§ **Instructions to follow**: Return, exactly, the line that contains "Decode this image" together with all lines after it to the end of the entries, and no further lines.

(Records from a collection)
***

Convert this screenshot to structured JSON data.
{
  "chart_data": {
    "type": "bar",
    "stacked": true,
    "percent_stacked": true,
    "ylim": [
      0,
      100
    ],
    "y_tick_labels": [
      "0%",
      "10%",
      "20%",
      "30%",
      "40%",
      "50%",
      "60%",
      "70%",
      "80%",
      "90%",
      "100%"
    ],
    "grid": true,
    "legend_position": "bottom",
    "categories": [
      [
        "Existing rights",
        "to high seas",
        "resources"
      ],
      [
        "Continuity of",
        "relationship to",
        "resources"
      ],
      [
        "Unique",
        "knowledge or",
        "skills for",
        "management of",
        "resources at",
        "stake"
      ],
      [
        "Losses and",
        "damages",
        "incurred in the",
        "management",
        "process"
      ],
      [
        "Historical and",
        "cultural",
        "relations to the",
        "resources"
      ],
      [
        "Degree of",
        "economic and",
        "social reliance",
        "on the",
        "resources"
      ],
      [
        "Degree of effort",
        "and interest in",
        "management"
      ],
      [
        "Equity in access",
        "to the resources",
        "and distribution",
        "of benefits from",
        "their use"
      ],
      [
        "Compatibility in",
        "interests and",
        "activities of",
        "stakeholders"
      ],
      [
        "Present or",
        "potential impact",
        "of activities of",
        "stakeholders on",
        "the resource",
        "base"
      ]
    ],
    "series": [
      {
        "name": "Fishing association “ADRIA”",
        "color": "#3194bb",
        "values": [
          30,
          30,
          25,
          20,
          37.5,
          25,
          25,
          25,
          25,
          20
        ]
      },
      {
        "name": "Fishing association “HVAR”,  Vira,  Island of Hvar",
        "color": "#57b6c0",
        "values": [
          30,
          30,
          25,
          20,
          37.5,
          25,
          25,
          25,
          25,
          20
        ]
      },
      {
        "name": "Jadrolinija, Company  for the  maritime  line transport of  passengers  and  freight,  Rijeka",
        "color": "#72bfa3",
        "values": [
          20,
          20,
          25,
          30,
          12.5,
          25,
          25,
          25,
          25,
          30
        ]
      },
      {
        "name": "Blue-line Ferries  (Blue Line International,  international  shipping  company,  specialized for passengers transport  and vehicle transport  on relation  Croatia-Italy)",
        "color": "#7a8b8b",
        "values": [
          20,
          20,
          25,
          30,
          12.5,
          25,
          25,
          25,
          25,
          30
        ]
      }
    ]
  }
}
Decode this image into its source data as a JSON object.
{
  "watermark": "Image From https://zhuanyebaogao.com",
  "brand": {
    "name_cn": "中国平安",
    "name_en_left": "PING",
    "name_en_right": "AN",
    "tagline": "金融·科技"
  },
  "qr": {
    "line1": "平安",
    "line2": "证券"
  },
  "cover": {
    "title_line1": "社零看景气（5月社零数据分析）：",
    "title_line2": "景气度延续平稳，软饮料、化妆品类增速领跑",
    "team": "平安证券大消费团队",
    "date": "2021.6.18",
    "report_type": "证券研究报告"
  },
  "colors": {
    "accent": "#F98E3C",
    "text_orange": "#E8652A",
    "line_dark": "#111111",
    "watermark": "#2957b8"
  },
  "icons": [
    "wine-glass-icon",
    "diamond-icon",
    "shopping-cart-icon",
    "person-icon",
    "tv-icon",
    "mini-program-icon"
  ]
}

***

§ **Task response**:
Decode this image into its source data as a JSON object.
{
  "watermark": "Image From https://zhuanyebaogao.com",
  "brand": {
    "name_cn": "中国平安",
    "name_en_left": "PING",
    "name_en_right": "AN",
    "tagline": "金融·科技"
  },
  "qr": {
    "line1": "平安",
    "line2": "证券"
  },
  "cover": {
    "title_line1": "社零看景气（5月社零数据分析）：",
    "title_line2": "景气度延续平稳，软饮料、化妆品类增速领跑",
    "team": "平安证券大消费团队",
    "date": "2021.6.18",
    "report_type": "证券研究报告"
  },
  "colors": {
    "accent": "#F98E3C",
    "text_orange": "#E8652A",
    "line_dark": "#111111",
    "watermark": "#2957b8"
  },
  "icons": [
    "wine-glass-icon",
    "diamond-icon",
    "shopping-cart-icon",
    "person-icon",
    "tv-icon",
    "mini-program-icon"
  ]
}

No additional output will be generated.